------ Given records

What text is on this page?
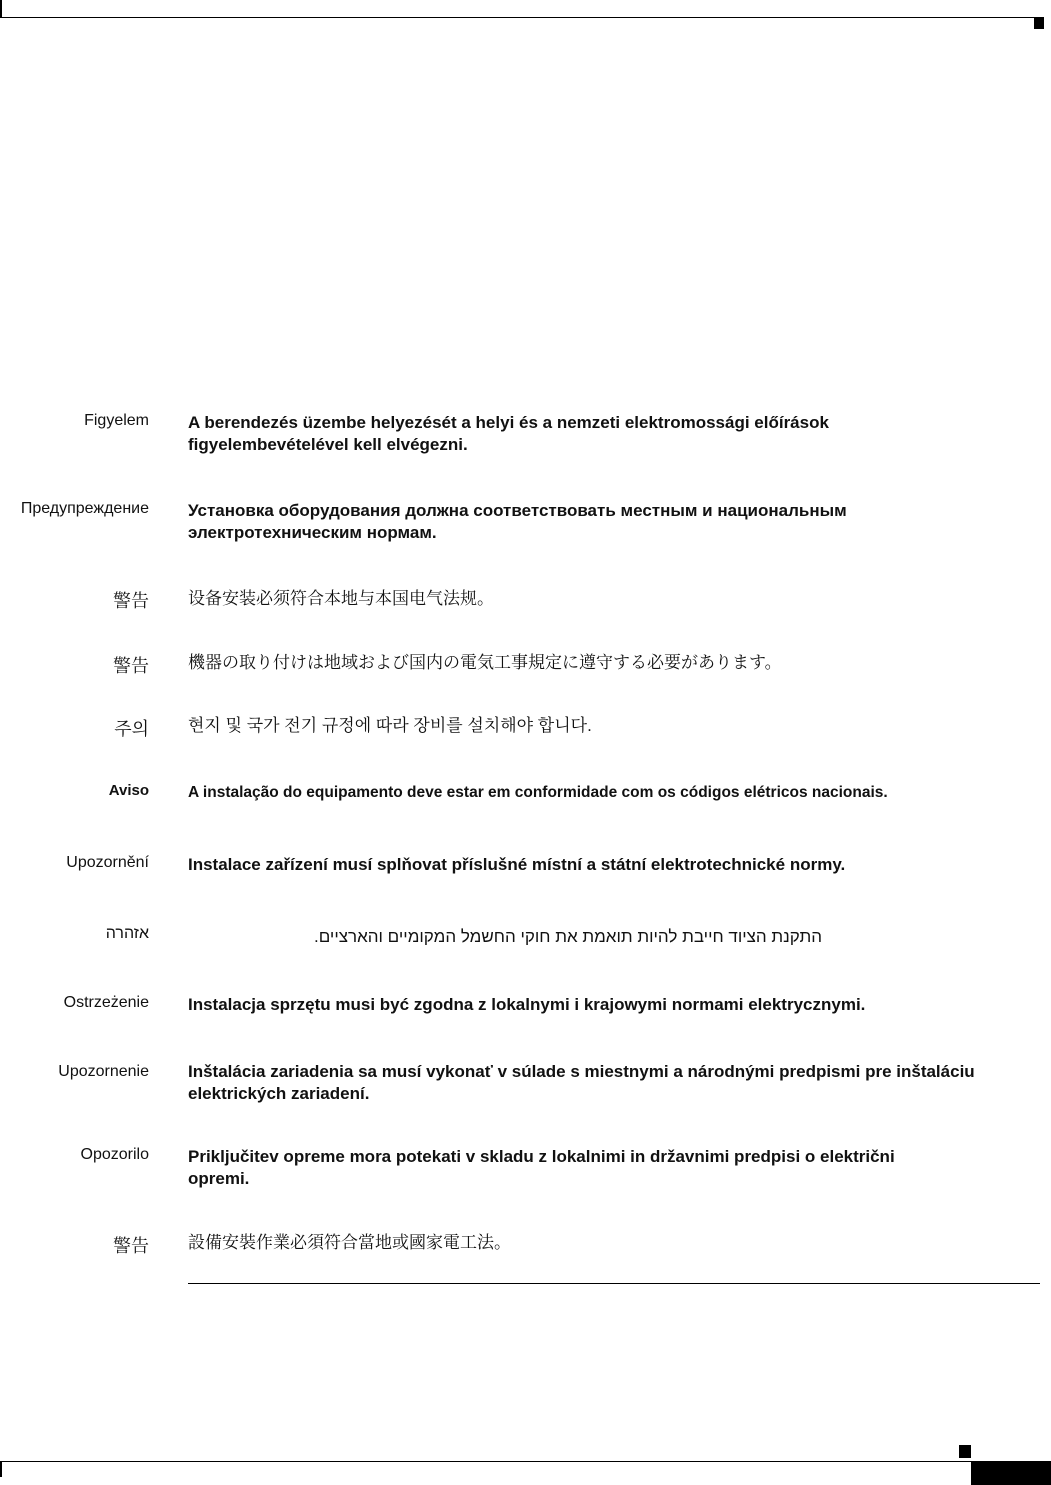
Figyelem A berendezés üzembe helyezését a helyi és a nemzeti elektromossági előírások figyelembevételével kell elvégezni.
Предупреждение Установка оборудования должна соответствовать местным и национальным электротехническим нормам.
警告 设备安装必须符合本地与本国电气法规。
警告 機器の取り付けは地域および国内の電気工事規定に遵守する必要があります。
주의 현지 및 국가 전기 규정에 따라 장비를 설치해야 합니다.
Aviso	A instalação do equipamento deve estar em conformidade com os códigos elétricos nacionais.
Upozornění Instalace zařízení musí splňovat příslušné místní a státní elektrotechnické normy.
אזהרה	התקנת הציוד חייבת להיות תואמת את חוקי החשמל המקומיים והארציים.
Ostrzeżenie Instalacja sprzętu musi być zgodna z lokalnymi i krajowymi normami elektrycznymi.
Upozornenie Inštalácia zariadenia sa musí vykonať v súlade s miestnymi a národnými predpismi pre inštaláciu elektrických zariadení.
Opozorilo Priključitev opreme mora potekati v skladu z lokalnimi in državnimi predpisi o električni opremi.
警告 設備安裝作業必須符合當地或國家電工法。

------------

**Exercise description:** Which lines hold the word "musí"? Copy every one of them.

**Response to the task:**
Upozornění Instalace zařízení musí splňovat příslušné místní a státní elektrotechnické normy.
Upozornenie Inštalácia zariadenia sa musí vykonať v súlade s miestnymi a národnými predpismi pre inštaláciu elektrických zariadení.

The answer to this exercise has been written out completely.